[Task directions] Please repeat the material from its first line through the line containing "annotation: 기동토크 bbox=[222, 48, 394, 86]", inclusive, swapping "legend-label" for "legend-entry" and leaving everything else as it is.

++++ Supplied records

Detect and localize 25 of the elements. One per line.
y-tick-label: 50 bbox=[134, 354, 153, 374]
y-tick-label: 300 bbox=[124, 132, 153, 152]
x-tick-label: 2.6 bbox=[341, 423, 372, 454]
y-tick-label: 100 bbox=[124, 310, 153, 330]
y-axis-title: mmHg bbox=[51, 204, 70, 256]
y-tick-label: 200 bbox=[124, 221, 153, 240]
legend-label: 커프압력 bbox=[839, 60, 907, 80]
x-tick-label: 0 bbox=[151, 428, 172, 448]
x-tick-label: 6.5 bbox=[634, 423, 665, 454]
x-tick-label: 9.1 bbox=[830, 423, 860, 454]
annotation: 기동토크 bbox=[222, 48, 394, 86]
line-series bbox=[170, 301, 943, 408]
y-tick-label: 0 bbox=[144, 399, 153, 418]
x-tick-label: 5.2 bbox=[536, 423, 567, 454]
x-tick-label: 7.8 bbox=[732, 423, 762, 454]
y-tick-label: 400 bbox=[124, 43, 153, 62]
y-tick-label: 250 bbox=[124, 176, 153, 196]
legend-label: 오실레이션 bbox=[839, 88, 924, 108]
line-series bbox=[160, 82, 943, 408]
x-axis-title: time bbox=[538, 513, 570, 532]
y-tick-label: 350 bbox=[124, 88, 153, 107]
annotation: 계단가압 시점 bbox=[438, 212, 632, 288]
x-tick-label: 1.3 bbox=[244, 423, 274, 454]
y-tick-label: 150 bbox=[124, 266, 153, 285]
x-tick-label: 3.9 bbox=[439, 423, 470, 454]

++++++++

[Exercise result]
Detect and localize 25 of the elements. One per line.
y-tick-label: 50 bbox=[134, 354, 153, 374]
y-tick-label: 300 bbox=[124, 132, 153, 152]
x-tick-label: 2.6 bbox=[341, 423, 372, 454]
y-tick-label: 100 bbox=[124, 310, 153, 330]
y-axis-title: mmHg bbox=[51, 204, 70, 256]
y-tick-label: 200 bbox=[124, 221, 153, 240]
legend-entry: 커프압력 bbox=[839, 60, 907, 80]
x-tick-label: 0 bbox=[151, 428, 172, 448]
x-tick-label: 6.5 bbox=[634, 423, 665, 454]
x-tick-label: 9.1 bbox=[830, 423, 860, 454]
annotation: 기동토크 bbox=[222, 48, 394, 86]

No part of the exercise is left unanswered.